Look for "Глава" in the listing below. Gather each line that contains it.

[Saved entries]
--

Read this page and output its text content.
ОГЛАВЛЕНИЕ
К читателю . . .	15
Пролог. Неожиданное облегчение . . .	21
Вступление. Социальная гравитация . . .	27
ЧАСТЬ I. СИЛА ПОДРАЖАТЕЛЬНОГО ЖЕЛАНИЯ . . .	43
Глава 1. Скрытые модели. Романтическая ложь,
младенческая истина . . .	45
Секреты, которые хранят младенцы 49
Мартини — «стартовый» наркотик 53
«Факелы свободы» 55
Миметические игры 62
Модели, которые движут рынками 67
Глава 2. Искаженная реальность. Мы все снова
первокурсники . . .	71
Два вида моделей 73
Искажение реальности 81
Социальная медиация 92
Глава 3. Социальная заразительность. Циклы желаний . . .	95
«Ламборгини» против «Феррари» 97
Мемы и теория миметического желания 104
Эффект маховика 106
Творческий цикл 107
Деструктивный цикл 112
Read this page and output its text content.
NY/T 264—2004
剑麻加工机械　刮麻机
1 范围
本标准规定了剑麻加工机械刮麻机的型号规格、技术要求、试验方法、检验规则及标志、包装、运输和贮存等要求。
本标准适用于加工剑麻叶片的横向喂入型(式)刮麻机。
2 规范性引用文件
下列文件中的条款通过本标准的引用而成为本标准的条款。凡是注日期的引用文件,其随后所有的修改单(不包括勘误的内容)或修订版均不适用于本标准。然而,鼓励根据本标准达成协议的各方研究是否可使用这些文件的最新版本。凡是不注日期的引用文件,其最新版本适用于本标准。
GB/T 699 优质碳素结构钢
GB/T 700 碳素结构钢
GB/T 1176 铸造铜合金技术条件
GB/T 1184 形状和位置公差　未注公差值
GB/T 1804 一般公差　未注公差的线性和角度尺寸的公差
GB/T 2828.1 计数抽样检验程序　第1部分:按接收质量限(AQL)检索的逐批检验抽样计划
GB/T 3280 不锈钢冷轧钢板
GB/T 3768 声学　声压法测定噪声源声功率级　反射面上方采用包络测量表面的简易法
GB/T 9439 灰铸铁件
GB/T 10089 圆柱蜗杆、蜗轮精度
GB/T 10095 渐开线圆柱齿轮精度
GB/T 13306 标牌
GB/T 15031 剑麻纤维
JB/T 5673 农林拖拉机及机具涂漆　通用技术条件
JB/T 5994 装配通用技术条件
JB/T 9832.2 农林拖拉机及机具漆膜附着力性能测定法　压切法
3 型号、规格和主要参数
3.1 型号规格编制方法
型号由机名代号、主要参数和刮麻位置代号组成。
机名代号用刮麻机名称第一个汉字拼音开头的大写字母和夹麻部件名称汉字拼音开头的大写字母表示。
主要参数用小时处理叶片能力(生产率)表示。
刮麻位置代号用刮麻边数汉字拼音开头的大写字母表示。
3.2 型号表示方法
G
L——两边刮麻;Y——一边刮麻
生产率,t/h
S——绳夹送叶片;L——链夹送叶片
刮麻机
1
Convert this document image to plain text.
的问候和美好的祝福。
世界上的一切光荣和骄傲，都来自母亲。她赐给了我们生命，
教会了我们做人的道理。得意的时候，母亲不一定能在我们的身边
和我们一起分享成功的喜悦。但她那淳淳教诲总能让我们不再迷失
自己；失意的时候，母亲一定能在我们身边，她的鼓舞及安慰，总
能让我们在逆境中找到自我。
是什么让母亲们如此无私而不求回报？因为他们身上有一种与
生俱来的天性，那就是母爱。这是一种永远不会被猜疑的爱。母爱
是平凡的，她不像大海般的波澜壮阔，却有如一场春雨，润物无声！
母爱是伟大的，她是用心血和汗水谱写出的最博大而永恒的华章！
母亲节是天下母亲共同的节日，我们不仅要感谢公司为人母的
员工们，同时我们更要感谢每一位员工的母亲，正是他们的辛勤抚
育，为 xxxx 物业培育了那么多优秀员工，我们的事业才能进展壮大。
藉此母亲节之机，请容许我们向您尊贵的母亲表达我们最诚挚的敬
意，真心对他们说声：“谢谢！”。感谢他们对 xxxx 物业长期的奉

--

### EXERCISE OUTPUT
Глава 1. Скрытые модели. Романтическая ложь,
Глава 2. Искаженная реальность. Мы все снова
Глава 3. Социальная заразительность. Циклы желаний . . .	95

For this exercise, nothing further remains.